## Given problem
Gather every line below where "JSON" appears.

## Supplied material

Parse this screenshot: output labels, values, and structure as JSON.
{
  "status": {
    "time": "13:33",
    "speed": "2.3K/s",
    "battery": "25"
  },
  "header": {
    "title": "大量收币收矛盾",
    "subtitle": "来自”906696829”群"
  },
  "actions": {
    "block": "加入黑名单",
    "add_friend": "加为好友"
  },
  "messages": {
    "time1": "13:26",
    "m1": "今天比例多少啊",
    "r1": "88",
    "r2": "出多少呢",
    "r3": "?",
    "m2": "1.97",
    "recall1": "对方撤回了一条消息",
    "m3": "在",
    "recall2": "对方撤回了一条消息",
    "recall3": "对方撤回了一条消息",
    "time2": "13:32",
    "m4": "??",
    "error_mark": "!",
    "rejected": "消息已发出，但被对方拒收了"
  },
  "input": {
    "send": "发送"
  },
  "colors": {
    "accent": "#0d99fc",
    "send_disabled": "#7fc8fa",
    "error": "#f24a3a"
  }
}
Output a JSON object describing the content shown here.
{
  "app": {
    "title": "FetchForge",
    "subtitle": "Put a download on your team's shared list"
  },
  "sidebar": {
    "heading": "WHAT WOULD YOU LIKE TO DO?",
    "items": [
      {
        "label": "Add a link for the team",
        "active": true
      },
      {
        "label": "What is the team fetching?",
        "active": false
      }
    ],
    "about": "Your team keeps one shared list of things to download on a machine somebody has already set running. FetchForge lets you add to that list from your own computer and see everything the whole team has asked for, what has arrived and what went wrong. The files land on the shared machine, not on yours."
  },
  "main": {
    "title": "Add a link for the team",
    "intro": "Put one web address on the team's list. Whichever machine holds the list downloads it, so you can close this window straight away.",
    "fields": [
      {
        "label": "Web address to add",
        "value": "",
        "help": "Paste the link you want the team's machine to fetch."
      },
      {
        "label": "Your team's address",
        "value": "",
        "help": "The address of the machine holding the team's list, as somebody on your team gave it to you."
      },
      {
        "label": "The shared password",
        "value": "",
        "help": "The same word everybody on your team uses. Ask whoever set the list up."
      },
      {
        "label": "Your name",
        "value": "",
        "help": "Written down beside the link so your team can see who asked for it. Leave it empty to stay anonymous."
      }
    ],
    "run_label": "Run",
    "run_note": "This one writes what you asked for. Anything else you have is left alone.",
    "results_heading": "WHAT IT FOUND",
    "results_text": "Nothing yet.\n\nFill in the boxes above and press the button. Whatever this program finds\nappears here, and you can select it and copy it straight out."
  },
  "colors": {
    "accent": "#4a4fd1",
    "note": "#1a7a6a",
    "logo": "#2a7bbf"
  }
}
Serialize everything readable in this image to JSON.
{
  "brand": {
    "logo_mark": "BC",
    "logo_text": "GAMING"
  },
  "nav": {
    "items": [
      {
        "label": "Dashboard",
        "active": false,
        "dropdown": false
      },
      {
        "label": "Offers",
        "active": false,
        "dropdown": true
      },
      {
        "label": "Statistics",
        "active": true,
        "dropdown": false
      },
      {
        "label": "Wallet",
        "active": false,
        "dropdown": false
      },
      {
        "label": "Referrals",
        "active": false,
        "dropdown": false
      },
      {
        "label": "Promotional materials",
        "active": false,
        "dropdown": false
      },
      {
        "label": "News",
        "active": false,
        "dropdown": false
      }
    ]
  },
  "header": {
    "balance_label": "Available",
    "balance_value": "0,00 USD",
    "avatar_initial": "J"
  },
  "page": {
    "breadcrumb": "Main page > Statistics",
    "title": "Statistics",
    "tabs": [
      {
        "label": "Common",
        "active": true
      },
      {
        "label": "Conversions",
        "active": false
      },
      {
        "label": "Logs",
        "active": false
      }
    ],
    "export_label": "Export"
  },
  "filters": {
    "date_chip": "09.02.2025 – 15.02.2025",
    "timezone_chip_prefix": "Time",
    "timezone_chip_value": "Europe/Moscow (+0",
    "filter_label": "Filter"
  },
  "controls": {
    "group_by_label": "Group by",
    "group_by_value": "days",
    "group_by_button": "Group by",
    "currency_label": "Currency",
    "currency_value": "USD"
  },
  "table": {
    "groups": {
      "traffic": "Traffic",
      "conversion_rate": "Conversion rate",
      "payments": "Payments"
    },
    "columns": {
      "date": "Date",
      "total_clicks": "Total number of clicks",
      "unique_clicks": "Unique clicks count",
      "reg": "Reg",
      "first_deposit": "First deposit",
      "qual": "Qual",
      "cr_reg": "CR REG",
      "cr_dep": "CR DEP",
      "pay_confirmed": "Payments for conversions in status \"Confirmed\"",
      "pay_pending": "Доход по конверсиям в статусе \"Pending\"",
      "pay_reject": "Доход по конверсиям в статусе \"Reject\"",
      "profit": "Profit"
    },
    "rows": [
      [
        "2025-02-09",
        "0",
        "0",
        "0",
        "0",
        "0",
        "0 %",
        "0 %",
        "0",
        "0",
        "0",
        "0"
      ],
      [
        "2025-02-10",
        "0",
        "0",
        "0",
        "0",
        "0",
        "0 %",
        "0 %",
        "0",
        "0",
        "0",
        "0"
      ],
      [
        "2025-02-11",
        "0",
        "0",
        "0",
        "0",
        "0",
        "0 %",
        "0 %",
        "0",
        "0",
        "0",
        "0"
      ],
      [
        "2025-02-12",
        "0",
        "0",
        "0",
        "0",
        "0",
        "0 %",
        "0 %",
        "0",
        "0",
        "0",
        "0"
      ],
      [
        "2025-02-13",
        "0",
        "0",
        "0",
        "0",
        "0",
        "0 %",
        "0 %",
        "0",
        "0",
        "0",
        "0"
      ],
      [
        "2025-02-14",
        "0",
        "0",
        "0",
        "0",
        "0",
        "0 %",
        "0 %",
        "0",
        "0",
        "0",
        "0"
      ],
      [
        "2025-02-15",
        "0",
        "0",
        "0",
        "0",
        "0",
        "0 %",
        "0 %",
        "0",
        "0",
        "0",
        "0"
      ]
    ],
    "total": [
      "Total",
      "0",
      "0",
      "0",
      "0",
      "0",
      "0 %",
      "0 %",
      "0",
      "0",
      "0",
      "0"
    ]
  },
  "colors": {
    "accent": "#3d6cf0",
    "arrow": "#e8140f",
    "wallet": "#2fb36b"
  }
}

## Full answer
Parse this screenshot: output labels, values, and structure as JSON.
Output a JSON object describing the content shown here.
Serialize everything readable in this image to JSON.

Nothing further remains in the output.